Given records:

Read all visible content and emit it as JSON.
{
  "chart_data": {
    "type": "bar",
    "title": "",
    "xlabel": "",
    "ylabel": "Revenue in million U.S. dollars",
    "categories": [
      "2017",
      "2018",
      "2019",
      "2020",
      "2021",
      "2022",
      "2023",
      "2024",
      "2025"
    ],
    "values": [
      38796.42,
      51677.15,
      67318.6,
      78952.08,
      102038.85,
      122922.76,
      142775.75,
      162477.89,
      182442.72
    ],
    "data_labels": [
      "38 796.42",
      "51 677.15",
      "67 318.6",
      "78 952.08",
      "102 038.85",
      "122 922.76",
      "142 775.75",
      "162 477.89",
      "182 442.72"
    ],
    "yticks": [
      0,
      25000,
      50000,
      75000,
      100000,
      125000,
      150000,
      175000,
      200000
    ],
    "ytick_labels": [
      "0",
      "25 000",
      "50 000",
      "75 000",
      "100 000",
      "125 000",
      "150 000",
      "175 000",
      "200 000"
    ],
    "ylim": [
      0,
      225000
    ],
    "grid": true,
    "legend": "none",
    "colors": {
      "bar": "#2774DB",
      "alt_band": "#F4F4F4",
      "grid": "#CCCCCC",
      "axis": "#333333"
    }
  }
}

Written task:
Transcribe the whole listing with nothing added or left out.

Exercise solution:
Read all visible content and emit it as JSON.
{
  "chart_data": {
    "type": "bar",
    "title": "",
    "xlabel": "",
    "ylabel": "Revenue in million U.S. dollars",
    "categories": [
      "2017",
      "2018",
      "2019",
      "2020",
      "2021",
      "2022",
      "2023",
      "2024",
      "2025"
    ],
    "values": [
      38796.42,
      51677.15,
      67318.6,
      78952.08,
      102038.85,
      122922.76,
      142775.75,
      162477.89,
      182442.72
    ],
    "data_labels": [
      "38 796.42",
      "51 677.15",
      "67 318.6",
      "78 952.08",
      "102 038.85",
      "122 922.76",
      "142 775.75",
      "162 477.89",
      "182 442.72"
    ],
    "yticks": [
      0,
      25000,
      50000,
      75000,
      100000,
      125000,
      150000,
      175000,
      200000
    ],
    "ytick_labels": [
      "0",
      "25 000",
      "50 000",
      "75 000",
      "100 000",
      "125 000",
      "150 000",
      "175 000",
      "200 000"
    ],
    "ylim": [
      0,
      225000
    ],
    "grid": true,
    "legend": "none",
    "colors": {
      "bar": "#2774DB",
      "alt_band": "#F4F4F4",
      "grid": "#CCCCCC",
      "axis": "#333333"
    }
  }
}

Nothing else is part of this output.